### What needs to be done
Give a verbatim quotation of every record.
-- Start of Dataset entries --
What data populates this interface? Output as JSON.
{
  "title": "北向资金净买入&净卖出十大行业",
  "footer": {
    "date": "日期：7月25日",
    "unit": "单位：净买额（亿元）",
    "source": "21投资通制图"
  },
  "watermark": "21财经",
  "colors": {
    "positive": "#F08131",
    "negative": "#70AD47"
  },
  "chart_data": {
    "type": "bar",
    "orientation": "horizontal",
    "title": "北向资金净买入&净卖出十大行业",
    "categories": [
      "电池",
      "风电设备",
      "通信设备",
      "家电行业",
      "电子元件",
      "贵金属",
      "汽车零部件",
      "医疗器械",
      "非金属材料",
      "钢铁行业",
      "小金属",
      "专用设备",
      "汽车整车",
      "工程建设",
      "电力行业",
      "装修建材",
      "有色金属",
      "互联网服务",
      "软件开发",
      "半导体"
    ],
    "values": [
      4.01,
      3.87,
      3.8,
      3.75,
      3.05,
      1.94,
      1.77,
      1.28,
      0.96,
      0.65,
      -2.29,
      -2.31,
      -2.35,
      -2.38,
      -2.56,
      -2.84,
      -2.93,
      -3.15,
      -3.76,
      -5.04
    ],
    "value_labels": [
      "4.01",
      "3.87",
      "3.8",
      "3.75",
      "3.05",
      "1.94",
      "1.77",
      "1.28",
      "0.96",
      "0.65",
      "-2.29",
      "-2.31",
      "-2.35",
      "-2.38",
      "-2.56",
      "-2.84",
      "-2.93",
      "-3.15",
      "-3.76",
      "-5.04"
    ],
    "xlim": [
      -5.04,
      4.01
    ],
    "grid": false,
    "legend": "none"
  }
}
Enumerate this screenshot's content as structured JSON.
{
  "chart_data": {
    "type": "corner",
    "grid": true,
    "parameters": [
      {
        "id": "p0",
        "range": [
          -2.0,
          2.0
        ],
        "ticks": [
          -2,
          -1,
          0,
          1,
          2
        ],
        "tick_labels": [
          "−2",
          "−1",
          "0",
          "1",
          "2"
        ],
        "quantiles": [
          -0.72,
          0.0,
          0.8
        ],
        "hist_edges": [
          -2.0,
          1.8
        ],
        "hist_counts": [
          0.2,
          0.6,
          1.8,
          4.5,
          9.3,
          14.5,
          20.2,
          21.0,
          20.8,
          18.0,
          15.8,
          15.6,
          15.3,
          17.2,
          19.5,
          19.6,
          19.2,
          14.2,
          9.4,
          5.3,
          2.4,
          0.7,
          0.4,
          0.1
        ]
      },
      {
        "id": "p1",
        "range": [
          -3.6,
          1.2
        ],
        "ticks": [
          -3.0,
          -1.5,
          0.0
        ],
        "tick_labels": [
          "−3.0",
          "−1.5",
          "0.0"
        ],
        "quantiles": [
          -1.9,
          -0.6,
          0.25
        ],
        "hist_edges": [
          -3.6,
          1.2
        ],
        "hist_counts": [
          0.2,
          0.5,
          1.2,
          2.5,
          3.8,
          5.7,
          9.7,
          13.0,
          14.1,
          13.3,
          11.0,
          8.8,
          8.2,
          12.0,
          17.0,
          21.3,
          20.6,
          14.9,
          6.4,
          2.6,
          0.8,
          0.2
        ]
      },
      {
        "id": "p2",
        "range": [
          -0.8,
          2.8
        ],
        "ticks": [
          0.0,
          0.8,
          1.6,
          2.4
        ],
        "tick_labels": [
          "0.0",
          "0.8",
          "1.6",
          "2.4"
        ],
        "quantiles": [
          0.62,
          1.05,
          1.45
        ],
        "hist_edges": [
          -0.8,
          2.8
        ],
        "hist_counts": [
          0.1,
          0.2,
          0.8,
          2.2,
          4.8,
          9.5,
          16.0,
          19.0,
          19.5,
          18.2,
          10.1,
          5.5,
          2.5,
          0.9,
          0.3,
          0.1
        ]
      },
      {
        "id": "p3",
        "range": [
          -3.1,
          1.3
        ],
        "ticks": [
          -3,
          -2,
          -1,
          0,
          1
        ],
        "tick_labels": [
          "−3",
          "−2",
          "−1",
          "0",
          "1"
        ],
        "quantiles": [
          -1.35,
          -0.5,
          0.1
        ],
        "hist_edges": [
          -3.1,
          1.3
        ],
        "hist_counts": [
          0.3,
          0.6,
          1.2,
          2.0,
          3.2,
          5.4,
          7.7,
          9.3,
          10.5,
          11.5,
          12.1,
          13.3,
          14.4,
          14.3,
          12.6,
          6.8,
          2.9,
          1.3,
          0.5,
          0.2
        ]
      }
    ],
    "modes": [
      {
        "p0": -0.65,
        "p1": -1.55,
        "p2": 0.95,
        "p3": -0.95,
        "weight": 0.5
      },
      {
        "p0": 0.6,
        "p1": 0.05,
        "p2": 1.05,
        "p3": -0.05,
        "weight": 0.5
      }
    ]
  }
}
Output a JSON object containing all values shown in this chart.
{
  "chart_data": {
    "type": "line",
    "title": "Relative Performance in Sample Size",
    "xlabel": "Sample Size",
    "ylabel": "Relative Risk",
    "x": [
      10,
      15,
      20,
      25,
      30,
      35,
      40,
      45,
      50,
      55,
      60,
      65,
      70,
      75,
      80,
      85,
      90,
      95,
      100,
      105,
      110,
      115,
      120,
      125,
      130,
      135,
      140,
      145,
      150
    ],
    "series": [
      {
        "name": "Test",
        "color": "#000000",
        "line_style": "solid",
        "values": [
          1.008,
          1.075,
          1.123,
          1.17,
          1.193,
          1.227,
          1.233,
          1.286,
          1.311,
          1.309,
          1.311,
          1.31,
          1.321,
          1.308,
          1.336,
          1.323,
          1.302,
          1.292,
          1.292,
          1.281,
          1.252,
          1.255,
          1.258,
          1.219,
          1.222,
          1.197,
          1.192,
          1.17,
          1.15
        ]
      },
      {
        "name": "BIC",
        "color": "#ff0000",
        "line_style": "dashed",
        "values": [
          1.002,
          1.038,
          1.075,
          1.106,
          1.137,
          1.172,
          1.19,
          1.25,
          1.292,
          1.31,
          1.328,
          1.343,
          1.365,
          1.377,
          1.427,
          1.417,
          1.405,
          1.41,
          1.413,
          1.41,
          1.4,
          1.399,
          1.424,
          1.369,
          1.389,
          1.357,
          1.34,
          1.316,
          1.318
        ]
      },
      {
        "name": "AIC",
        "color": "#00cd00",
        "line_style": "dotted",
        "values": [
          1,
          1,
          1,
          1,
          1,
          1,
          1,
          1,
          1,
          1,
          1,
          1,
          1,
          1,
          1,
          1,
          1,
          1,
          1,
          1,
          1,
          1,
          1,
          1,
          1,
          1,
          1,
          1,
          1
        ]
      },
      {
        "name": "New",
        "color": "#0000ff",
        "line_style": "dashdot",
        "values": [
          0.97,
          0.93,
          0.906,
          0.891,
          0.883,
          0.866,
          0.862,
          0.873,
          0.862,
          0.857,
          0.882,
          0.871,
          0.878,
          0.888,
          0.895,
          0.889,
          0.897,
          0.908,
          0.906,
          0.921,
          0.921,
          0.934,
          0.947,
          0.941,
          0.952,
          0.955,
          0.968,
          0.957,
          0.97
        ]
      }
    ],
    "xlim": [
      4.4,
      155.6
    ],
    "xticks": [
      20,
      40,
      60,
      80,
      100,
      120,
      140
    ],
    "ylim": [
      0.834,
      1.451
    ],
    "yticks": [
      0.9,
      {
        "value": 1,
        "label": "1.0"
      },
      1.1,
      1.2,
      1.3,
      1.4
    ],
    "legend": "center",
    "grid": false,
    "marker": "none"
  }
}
-- End of Dataset entries --
### Problem solution
What data populates this interface? Output as JSON.
{
  "title": "北向资金净买入&净卖出十大行业",
  "footer": {
    "date": "日期：7月25日",
    "unit": "单位：净买额（亿元）",
    "source": "21投资通制图"
  },
  "watermark": "21财经",
  "colors": {
    "positive": "#F08131",
    "negative": "#70AD47"
  },
  "chart_data": {
    "type": "bar",
    "orientation": "horizontal",
    "title": "北向资金净买入&净卖出十大行业",
    "categories": [
      "电池",
      "风电设备",
      "通信设备",
      "家电行业",
      "电子元件",
      "贵金属",
      "汽车零部件",
      "医疗器械",
      "非金属材料",
      "钢铁行业",
      "小金属",
      "专用设备",
      "汽车整车",
      "工程建设",
      "电力行业",
      "装修建材",
      "有色金属",
      "互联网服务",
      "软件开发",
      "半导体"
    ],
    "values": [
      4.01,
      3.87,
      3.8,
      3.75,
      3.05,
      1.94,
      1.77,
      1.28,
      0.96,
      0.65,
      -2.29,
      -2.31,
      -2.35,
      -2.38,
      -2.56,
      -2.84,
      -2.93,
      -3.15,
      -3.76,
      -5.04
    ],
    "value_labels": [
      "4.01",
      "3.87",
      "3.8",
      "3.75",
      "3.05",
      "1.94",
      "1.77",
      "1.28",
      "0.96",
      "0.65",
      "-2.29",
      "-2.31",
      "-2.35",
      "-2.38",
      "-2.56",
      "-2.84",
      "-2.93",
      "-3.15",
      "-3.76",
      "-5.04"
    ],
    "xlim": [
      -5.04,
      4.01
    ],
    "grid": false,
    "legend": "none"
  }
}
Enumerate this screenshot's content as structured JSON.
{
  "chart_data": {
    "type": "corner",
    "grid": true,
    "parameters": [
      {
        "id": "p0",
        "range": [
          -2.0,
          2.0
        ],
        "ticks": [
          -2,
          -1,
          0,
          1,
          2
        ],
        "tick_labels": [
          "−2",
          "−1",
          "0",
          "1",
          "2"
        ],
        "quantiles": [
          -0.72,
          0.0,
          0.8
        ],
        "hist_edges": [
          -2.0,
          1.8
        ],
        "hist_counts": [
          0.2,
          0.6,
          1.8,
          4.5,
          9.3,
          14.5,
          20.2,
          21.0,
          20.8,
          18.0,
          15.8,
          15.6,
          15.3,
          17.2,
          19.5,
          19.6,
          19.2,
          14.2,
          9.4,
          5.3,
          2.4,
          0.7,
          0.4,
          0.1
        ]
      },
      {
        "id": "p1",
        "range": [
          -3.6,
          1.2
        ],
        "ticks": [
          -3.0,
          -1.5,
          0.0
        ],
        "tick_labels": [
          "−3.0",
          "−1.5",
          "0.0"
        ],
        "quantiles": [
          -1.9,
          -0.6,
          0.25
        ],
        "hist_edges": [
          -3.6,
          1.2
        ],
        "hist_counts": [
          0.2,
          0.5,
          1.2,
          2.5,
          3.8,
          5.7,
          9.7,
          13.0,
          14.1,
          13.3,
          11.0,
          8.8,
          8.2,
          12.0,
          17.0,
          21.3,
          20.6,
          14.9,
          6.4,
          2.6,
          0.8,
          0.2
        ]
      },
      {
        "id": "p2",
        "range": [
          -0.8,
          2.8
        ],
        "ticks": [
          0.0,
          0.8,
          1.6,
          2.4
        ],
        "tick_labels": [
          "0.0",
          "0.8",
          "1.6",
          "2.4"
        ],
        "quantiles": [
          0.62,
          1.05,
          1.45
        ],
        "hist_edges": [
          -0.8,
          2.8
        ],
        "hist_counts": [
          0.1,
          0.2,
          0.8,
          2.2,
          4.8,
          9.5,
          16.0,
          19.0,
          19.5,
          18.2,
          10.1,
          5.5,
          2.5,
          0.9,
          0.3,
          0.1
        ]
      },
      {
        "id": "p3",
        "range": [
          -3.1,
          1.3
        ],
        "ticks": [
          -3,
          -2,
          -1,
          0,
          1
        ],
        "tick_labels": [
          "−3",
          "−2",
          "−1",
          "0",
          "1"
        ],
        "quantiles": [
          -1.35,
          -0.5,
          0.1
        ],
        "hist_edges": [
          -3.1,
          1.3
        ],
        "hist_counts": [
          0.3,
          0.6,
          1.2,
          2.0,
          3.2,
          5.4,
          7.7,
          9.3,
          10.5,
          11.5,
          12.1,
          13.3,
          14.4,
          14.3,
          12.6,
          6.8,
          2.9,
          1.3,
          0.5,
          0.2
        ]
      }
    ],
    "modes": [
      {
        "p0": -0.65,
        "p1": -1.55,
        "p2": 0.95,
        "p3": -0.95,
        "weight": 0.5
      },
      {
        "p0": 0.6,
        "p1": 0.05,
        "p2": 1.05,
        "p3": -0.05,
        "weight": 0.5
      }
    ]
  }
}
Output a JSON object containing all values shown in this chart.
{
  "chart_data": {
    "type": "line",
    "title": "Relative Performance in Sample Size",
    "xlabel": "Sample Size",
    "ylabel": "Relative Risk",
    "x": [
      10,
      15,
      20,
      25,
      30,
      35,
      40,
      45,
      50,
      55,
      60,
      65,
      70,
      75,
      80,
      85,
      90,
      95,
      100,
      105,
      110,
      115,
      120,
      125,
      130,
      135,
      140,
      145,
      150
    ],
    "series": [
      {
        "name": "Test",
        "color": "#000000",
        "line_style": "solid",
        "values": [
          1.008,
          1.075,
          1.123,
          1.17,
          1.193,
          1.227,
          1.233,
          1.286,
          1.311,
          1.309,
          1.311,
          1.31,
          1.321,
          1.308,
          1.336,
          1.323,
          1.302,
          1.292,
          1.292,
          1.281,
          1.252,
          1.255,
          1.258,
          1.219,
          1.222,
          1.197,
          1.192,
          1.17,
          1.15
        ]
      },
      {
        "name": "BIC",
        "color": "#ff0000",
        "line_style": "dashed",
        "values": [
          1.002,
          1.038,
          1.075,
          1.106,
          1.137,
          1.172,
          1.19,
          1.25,
          1.292,
          1.31,
          1.328,
          1.343,
          1.365,
          1.377,
          1.427,
          1.417,
          1.405,
          1.41,
          1.413,
          1.41,
          1.4,
          1.399,
          1.424,
          1.369,
          1.389,
          1.357,
          1.34,
          1.316,
          1.318
        ]
      },
      {
        "name": "AIC",
        "color": "#00cd00",
        "line_style": "dotted",
        "values": [
          1,
          1,
          1,
          1,
          1,
          1,
          1,
          1,
          1,
          1,
          1,
          1,
          1,
          1,
          1,
          1,
          1,
          1,
          1,
          1,
          1,
          1,
          1,
          1,
          1,
          1,
          1,
          1,
          1
        ]
      },
      {
        "name": "New",
        "color": "#0000ff",
        "line_style": "dashdot",
        "values": [
          0.97,
          0.93,
          0.906,
          0.891,
          0.883,
          0.866,
          0.862,
          0.873,
          0.862,
          0.857,
          0.882,
          0.871,
          0.878,
          0.888,
          0.895,
          0.889,
          0.897,
          0.908,
          0.906,
          0.921,
          0.921,
          0.934,
          0.947,
          0.941,
          0.952,
          0.955,
          0.968,
          0.957,
          0.97
        ]
      }
    ],
    "xlim": [
      4.4,
      155.6
    ],
    "xticks": [
      20,
      40,
      60,
      80,
      100,
      120,
      140
    ],
    "ylim": [
      0.834,
      1.451
    ],
    "yticks": [
      0.9,
      {
        "value": 1,
        "label": "1.0"
      },
      1.1,
      1.2,
      1.3,
      1.4
    ],
    "legend": "center",
    "grid": false,
    "marker": "none"
  }
}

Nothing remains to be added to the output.